WORK REQUIRED:
Which lines hold the word "Average"? Show each of them.

───── INFORMATION PROVIDED

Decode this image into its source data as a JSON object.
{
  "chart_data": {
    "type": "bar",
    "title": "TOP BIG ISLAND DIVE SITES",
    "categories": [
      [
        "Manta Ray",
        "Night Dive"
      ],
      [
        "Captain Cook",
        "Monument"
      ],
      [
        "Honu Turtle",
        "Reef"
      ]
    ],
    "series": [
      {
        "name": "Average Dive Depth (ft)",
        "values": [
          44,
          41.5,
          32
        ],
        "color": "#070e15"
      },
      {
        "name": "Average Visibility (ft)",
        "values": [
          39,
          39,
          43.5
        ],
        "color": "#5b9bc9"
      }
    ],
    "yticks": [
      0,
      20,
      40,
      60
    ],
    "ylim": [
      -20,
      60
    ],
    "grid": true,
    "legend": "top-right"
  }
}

──────────

FULL OUTPUT:
        "name": "Average Dive Depth (ft)",
        "name": "Average Visibility (ft)",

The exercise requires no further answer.